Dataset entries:
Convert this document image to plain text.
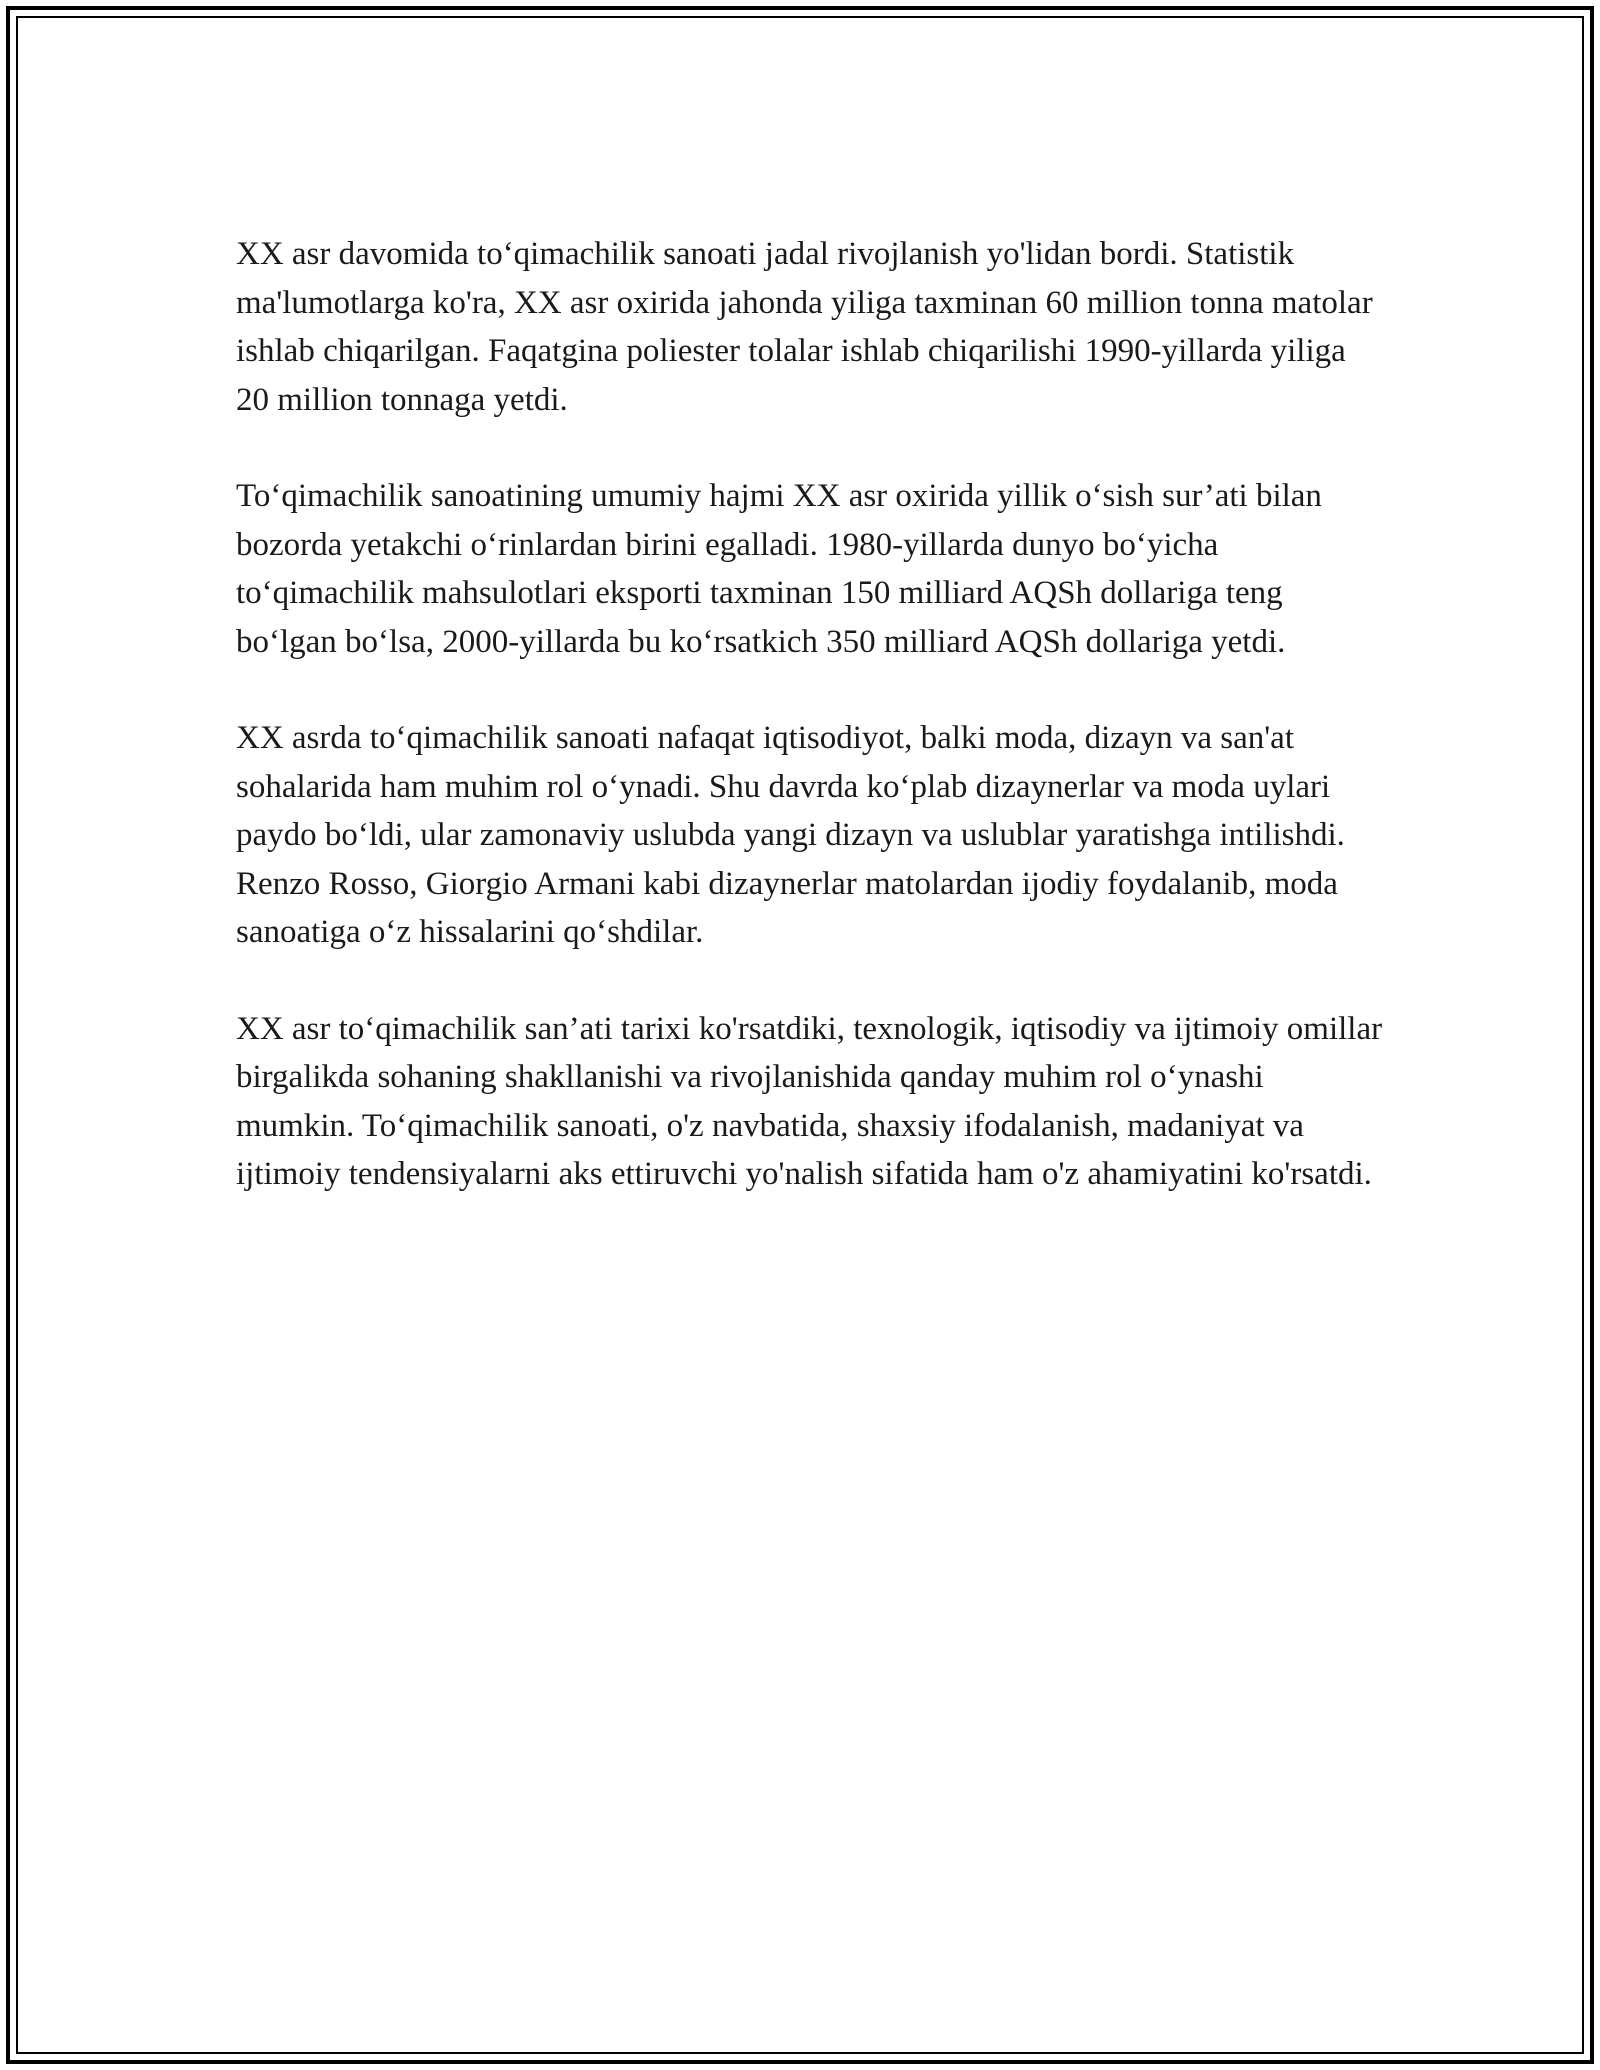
XX asr davomida to‘qimachilik sanoati jadal rivojlanish yo'lidan bordi. Statistik ma'lumotlarga ko'ra, XX asr oxirida jahonda yiliga taxminan 60 million tonna matolar ishlab chiqarilgan. Faqatgina poliester tolalar ishlab chiqarilishi 1990-yillarda yiliga 20 million tonnaga yetdi.

To‘qimachilik sanoatining umumiy hajmi XX asr oxirida yillik o‘sish sur’ati bilan bozorda yetakchi o‘rinlardan birini egalladi. 1980-yillarda dunyo bo‘yicha to‘qimachilik mahsulotlari eksporti taxminan 150 milliard AQSh dollariga teng bo‘lgan bo‘lsa, 2000-yillarda bu ko‘rsatkich 350 milliard AQSh dollariga yetdi.

XX asrda to‘qimachilik sanoati nafaqat iqtisodiyot, balki moda, dizayn va san'at sohalarida ham muhim rol o‘ynadi. Shu davrda ko‘plab dizaynerlar va moda uylari paydo bo‘ldi, ular zamonaviy uslubda yangi dizayn va uslublar yaratishga intilishdi. Renzo Rosso, Giorgio Armani kabi dizaynerlar matolardan ijodiy foydalanib, moda sanoatiga o‘z hissalarini qo‘shdilar.

XX asr to‘qimachilik san’ati tarixi ko'rsatdiki, texnologik, iqtisodiy va ijtimoiy omillar birgalikda sohaning shakllanishi va rivojlanishida qanday muhim rol o‘ynashi mumkin. To‘qimachilik sanoati, o'z navbatida, shaxsiy ifodalanish, madaniyat va ijtimoiy tendensiyalarni aks ettiruvchi yo'nalish sifatida ham o'z ahamiyatini ko'rsatdi.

> Written exercise:
Without the pictures, retype the whole of the material above exactly.

> The completed task:
Convert this document image to plain text.
XX asr davomida to‘qimachilik sanoati jadal rivojlanish yo'lidan bordi. Statistik ma'lumotlarga ko'ra, XX asr oxirida jahonda yiliga taxminan 60 million tonna matolar ishlab chiqarilgan. Faqatgina poliester tolalar ishlab chiqarilishi 1990-yillarda yiliga 20 million tonnaga yetdi.

To‘qimachilik sanoatining umumiy hajmi XX asr oxirida yillik o‘sish sur’ati bilan bozorda yetakchi o‘rinlardan birini egalladi. 1980-yillarda dunyo bo‘yicha to‘qimachilik mahsulotlari eksporti taxminan 150 milliard AQSh dollariga teng bo‘lgan bo‘lsa, 2000-yillarda bu ko‘rsatkich 350 milliard AQSh dollariga yetdi.

XX asrda to‘qimachilik sanoati nafaqat iqtisodiyot, balki moda, dizayn va san'at sohalarida ham muhim rol o‘ynadi. Shu davrda ko‘plab dizaynerlar va moda uylari paydo bo‘ldi, ular zamonaviy uslubda yangi dizayn va uslublar yaratishga intilishdi. Renzo Rosso, Giorgio Armani kabi dizaynerlar matolardan ijodiy foydalanib, moda sanoatiga o‘z hissalarini qo‘shdilar.

XX asr to‘qimachilik san’ati tarixi ko'rsatdiki, texnologik, iqtisodiy va ijtimoiy omillar birgalikda sohaning shakllanishi va rivojlanishida qanday muhim rol o‘ynashi mumkin. To‘qimachilik sanoati, o'z navbatida, shaxsiy ifodalanish, madaniyat va ijtimoiy tendensiyalarni aks ettiruvchi yo'nalish sifatida ham o'z ahamiyatini ko'rsatdi.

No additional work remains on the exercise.